# What is being asked
Reproduce the records below in full and word for word, excluding pictures.

Extracted data entries
_ _ _ _

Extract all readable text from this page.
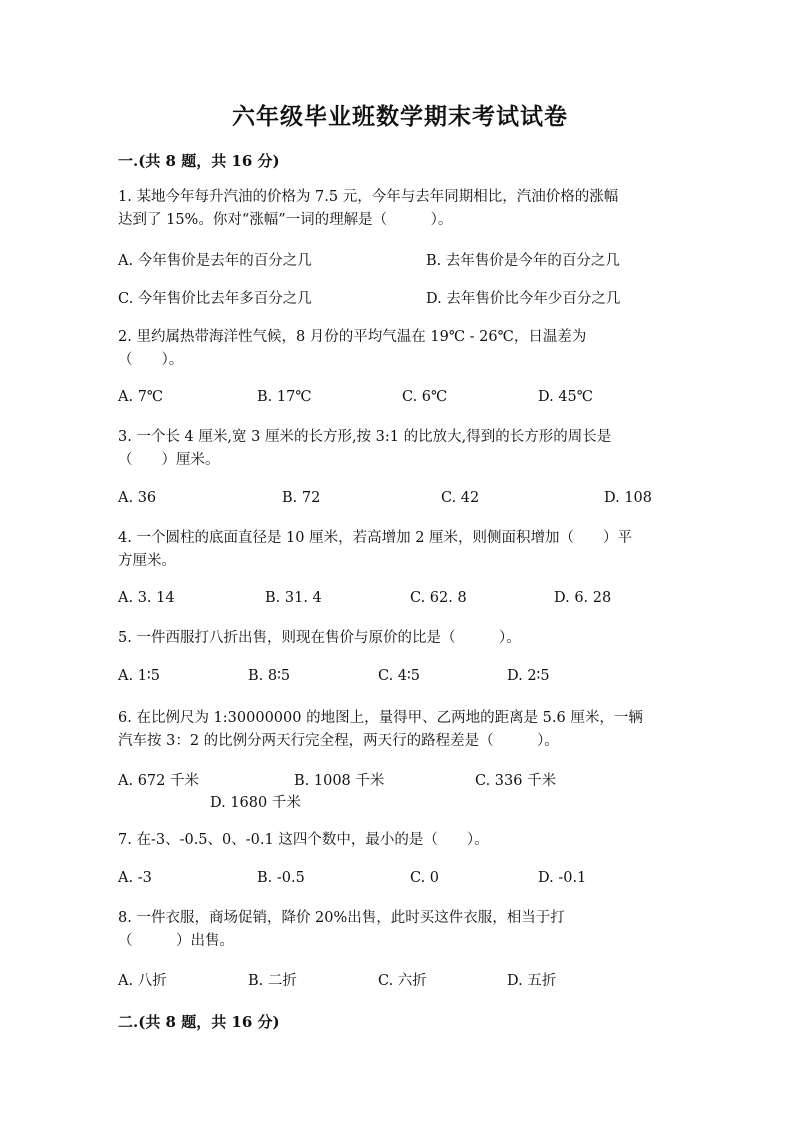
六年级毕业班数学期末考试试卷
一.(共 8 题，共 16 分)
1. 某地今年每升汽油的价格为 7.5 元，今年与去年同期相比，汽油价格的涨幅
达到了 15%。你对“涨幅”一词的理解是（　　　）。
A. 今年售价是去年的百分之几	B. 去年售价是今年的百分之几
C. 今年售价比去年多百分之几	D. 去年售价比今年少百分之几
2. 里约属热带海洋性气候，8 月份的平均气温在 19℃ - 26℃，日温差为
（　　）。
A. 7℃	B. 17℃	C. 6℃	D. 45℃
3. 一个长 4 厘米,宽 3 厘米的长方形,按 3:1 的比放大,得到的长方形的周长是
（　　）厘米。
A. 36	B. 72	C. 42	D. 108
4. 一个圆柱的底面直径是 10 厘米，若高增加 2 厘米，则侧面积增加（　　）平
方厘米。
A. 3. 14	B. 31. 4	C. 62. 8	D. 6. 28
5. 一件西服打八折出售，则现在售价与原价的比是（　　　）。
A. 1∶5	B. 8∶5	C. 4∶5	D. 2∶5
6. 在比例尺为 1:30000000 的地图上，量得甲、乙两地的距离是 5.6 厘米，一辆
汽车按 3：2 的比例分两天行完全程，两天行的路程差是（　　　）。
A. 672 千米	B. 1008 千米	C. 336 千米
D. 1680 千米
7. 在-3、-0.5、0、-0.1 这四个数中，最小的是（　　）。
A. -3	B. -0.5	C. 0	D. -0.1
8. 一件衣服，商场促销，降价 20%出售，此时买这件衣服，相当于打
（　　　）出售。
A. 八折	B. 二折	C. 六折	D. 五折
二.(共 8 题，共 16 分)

_ _ _ _

# Result for this exercise
Extract all readable text from this page.
六年级毕业班数学期末考试试卷
一.(共 8 题，共 16 分)
1. 某地今年每升汽油的价格为 7.5 元，今年与去年同期相比，汽油价格的涨幅
达到了 15%。你对“涨幅”一词的理解是（　　　）。
A. 今年售价是去年的百分之几	B. 去年售价是今年的百分之几
C. 今年售价比去年多百分之几	D. 去年售价比今年少百分之几
2. 里约属热带海洋性气候，8 月份的平均气温在 19℃ - 26℃，日温差为
（　　）。
A. 7℃	B. 17℃	C. 6℃	D. 45℃
3. 一个长 4 厘米,宽 3 厘米的长方形,按 3:1 的比放大,得到的长方形的周长是
（　　）厘米。
A. 36	B. 72	C. 42	D. 108
4. 一个圆柱的底面直径是 10 厘米，若高增加 2 厘米，则侧面积增加（　　）平
方厘米。
A. 3. 14	B. 31. 4	C. 62. 8	D. 6. 28
5. 一件西服打八折出售，则现在售价与原价的比是（　　　）。
A. 1∶5	B. 8∶5	C. 4∶5	D. 2∶5
6. 在比例尺为 1:30000000 的地图上，量得甲、乙两地的距离是 5.6 厘米，一辆
汽车按 3：2 的比例分两天行完全程，两天行的路程差是（　　　）。
A. 672 千米	B. 1008 千米	C. 336 千米
D. 1680 千米
7. 在-3、-0.5、0、-0.1 这四个数中，最小的是（　　）。
A. -3	B. -0.5	C. 0	D. -0.1
8. 一件衣服，商场促销，降价 20%出售，此时买这件衣服，相当于打
（　　　）出售。
A. 八折	B. 二折	C. 六折	D. 五折
二.(共 8 题，共 16 分)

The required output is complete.